___ Supplied data ___

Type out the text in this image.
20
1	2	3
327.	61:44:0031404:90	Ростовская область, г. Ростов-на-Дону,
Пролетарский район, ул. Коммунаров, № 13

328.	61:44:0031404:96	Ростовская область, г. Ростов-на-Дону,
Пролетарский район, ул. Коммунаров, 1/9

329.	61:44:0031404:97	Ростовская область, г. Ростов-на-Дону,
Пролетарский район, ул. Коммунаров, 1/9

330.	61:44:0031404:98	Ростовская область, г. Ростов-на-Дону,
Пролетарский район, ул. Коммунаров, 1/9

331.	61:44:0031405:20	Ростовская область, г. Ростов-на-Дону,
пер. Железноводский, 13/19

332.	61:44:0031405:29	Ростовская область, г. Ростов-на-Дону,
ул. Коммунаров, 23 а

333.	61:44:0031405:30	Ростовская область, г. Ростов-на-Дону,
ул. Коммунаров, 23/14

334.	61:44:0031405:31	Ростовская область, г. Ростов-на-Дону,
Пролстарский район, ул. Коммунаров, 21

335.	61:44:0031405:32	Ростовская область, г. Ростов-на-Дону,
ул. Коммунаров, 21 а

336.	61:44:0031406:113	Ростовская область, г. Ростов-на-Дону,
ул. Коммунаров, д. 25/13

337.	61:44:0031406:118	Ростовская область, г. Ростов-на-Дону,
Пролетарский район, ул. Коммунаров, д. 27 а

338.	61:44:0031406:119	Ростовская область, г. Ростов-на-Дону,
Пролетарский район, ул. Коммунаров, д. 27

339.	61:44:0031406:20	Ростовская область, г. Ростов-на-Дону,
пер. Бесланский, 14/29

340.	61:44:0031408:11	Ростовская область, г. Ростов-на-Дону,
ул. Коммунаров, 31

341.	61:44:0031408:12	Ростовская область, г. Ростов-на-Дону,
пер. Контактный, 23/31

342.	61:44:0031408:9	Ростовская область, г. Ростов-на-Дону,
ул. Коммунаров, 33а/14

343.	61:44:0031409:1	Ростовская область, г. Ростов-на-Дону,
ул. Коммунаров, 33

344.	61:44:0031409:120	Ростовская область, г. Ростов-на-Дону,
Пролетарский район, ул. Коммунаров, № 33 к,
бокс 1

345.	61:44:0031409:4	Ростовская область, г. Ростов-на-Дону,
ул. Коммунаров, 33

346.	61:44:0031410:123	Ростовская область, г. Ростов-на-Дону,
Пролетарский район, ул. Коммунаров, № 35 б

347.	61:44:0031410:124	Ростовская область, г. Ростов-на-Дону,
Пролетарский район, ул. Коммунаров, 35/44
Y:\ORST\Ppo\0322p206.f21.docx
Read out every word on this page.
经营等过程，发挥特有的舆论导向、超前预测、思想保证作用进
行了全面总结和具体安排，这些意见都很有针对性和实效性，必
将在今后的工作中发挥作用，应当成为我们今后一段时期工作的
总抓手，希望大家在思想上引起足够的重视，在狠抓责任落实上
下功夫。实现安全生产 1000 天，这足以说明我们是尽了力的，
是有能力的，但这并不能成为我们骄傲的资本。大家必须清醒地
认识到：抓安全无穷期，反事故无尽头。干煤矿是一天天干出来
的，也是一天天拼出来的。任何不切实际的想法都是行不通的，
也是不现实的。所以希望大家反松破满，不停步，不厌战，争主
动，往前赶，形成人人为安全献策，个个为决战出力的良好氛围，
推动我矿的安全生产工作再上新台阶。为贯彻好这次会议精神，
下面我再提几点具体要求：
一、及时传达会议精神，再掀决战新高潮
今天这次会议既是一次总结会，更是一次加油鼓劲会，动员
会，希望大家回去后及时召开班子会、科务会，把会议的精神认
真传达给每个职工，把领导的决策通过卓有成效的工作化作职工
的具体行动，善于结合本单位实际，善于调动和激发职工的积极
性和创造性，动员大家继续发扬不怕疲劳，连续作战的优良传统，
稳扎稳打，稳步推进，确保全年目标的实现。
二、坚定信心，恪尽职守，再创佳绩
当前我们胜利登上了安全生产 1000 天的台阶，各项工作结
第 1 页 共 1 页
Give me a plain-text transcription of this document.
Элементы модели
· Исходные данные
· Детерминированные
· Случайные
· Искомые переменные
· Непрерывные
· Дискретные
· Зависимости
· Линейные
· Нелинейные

___

**Stated goal**:
Take the entries and copy them out exactly.

**The completed task**:
Type out the text in this image.
20
1	2	3
327.	61:44:0031404:90	Ростовская область, г. Ростов-на-Дону,
Пролетарский район, ул. Коммунаров, № 13

328.	61:44:0031404:96	Ростовская область, г. Ростов-на-Дону,
Пролетарский район, ул. Коммунаров, 1/9

329.	61:44:0031404:97	Ростовская область, г. Ростов-на-Дону,
Пролетарский район, ул. Коммунаров, 1/9

330.	61:44:0031404:98	Ростовская область, г. Ростов-на-Дону,
Пролетарский район, ул. Коммунаров, 1/9

331.	61:44:0031405:20	Ростовская область, г. Ростов-на-Дону,
пер. Железноводский, 13/19

332.	61:44:0031405:29	Ростовская область, г. Ростов-на-Дону,
ул. Коммунаров, 23 а

333.	61:44:0031405:30	Ростовская область, г. Ростов-на-Дону,
ул. Коммунаров, 23/14

334.	61:44:0031405:31	Ростовская область, г. Ростов-на-Дону,
Пролстарский район, ул. Коммунаров, 21

335.	61:44:0031405:32	Ростовская область, г. Ростов-на-Дону,
ул. Коммунаров, 21 а

336.	61:44:0031406:113	Ростовская область, г. Ростов-на-Дону,
ул. Коммунаров, д. 25/13

337.	61:44:0031406:118	Ростовская область, г. Ростов-на-Дону,
Пролетарский район, ул. Коммунаров, д. 27 а

338.	61:44:0031406:119	Ростовская область, г. Ростов-на-Дону,
Пролетарский район, ул. Коммунаров, д. 27

339.	61:44:0031406:20	Ростовская область, г. Ростов-на-Дону,
пер. Бесланский, 14/29

340.	61:44:0031408:11	Ростовская область, г. Ростов-на-Дону,
ул. Коммунаров, 31

341.	61:44:0031408:12	Ростовская область, г. Ростов-на-Дону,
пер. Контактный, 23/31

342.	61:44:0031408:9	Ростовская область, г. Ростов-на-Дону,
ул. Коммунаров, 33а/14

343.	61:44:0031409:1	Ростовская область, г. Ростов-на-Дону,
ул. Коммунаров, 33

344.	61:44:0031409:120	Ростовская область, г. Ростов-на-Дону,
Пролетарский район, ул. Коммунаров, № 33 к,
бокс 1

345.	61:44:0031409:4	Ростовская область, г. Ростов-на-Дону,
ул. Коммунаров, 33

346.	61:44:0031410:123	Ростовская область, г. Ростов-на-Дону,
Пролетарский район, ул. Коммунаров, № 35 б

347.	61:44:0031410:124	Ростовская область, г. Ростов-на-Дону,
Пролетарский район, ул. Коммунаров, 35/44
Y:\ORST\Ppo\0322p206.f21.docx
Read out every word on this page.
经营等过程，发挥特有的舆论导向、超前预测、思想保证作用进
行了全面总结和具体安排，这些意见都很有针对性和实效性，必
将在今后的工作中发挥作用，应当成为我们今后一段时期工作的
总抓手，希望大家在思想上引起足够的重视，在狠抓责任落实上
下功夫。实现安全生产 1000 天，这足以说明我们是尽了力的，
是有能力的，但这并不能成为我们骄傲的资本。大家必须清醒地
认识到：抓安全无穷期，反事故无尽头。干煤矿是一天天干出来
的，也是一天天拼出来的。任何不切实际的想法都是行不通的，
也是不现实的。所以希望大家反松破满，不停步，不厌战，争主
动，往前赶，形成人人为安全献策，个个为决战出力的良好氛围，
推动我矿的安全生产工作再上新台阶。为贯彻好这次会议精神，
下面我再提几点具体要求：
一、及时传达会议精神，再掀决战新高潮
今天这次会议既是一次总结会，更是一次加油鼓劲会，动员
会，希望大家回去后及时召开班子会、科务会，把会议的精神认
真传达给每个职工，把领导的决策通过卓有成效的工作化作职工
的具体行动，善于结合本单位实际，善于调动和激发职工的积极
性和创造性，动员大家继续发扬不怕疲劳，连续作战的优良传统，
稳扎稳打，稳步推进，确保全年目标的实现。
二、坚定信心，恪尽职守，再创佳绩
当前我们胜利登上了安全生产 1000 天的台阶，各项工作结
第 1 页 共 1 页
Give me a plain-text transcription of this document.
Элементы модели
· Исходные данные
· Детерминированные
· Случайные
· Искомые переменные
· Непрерывные
· Дискретные
· Зависимости
· Линейные
· Нелинейные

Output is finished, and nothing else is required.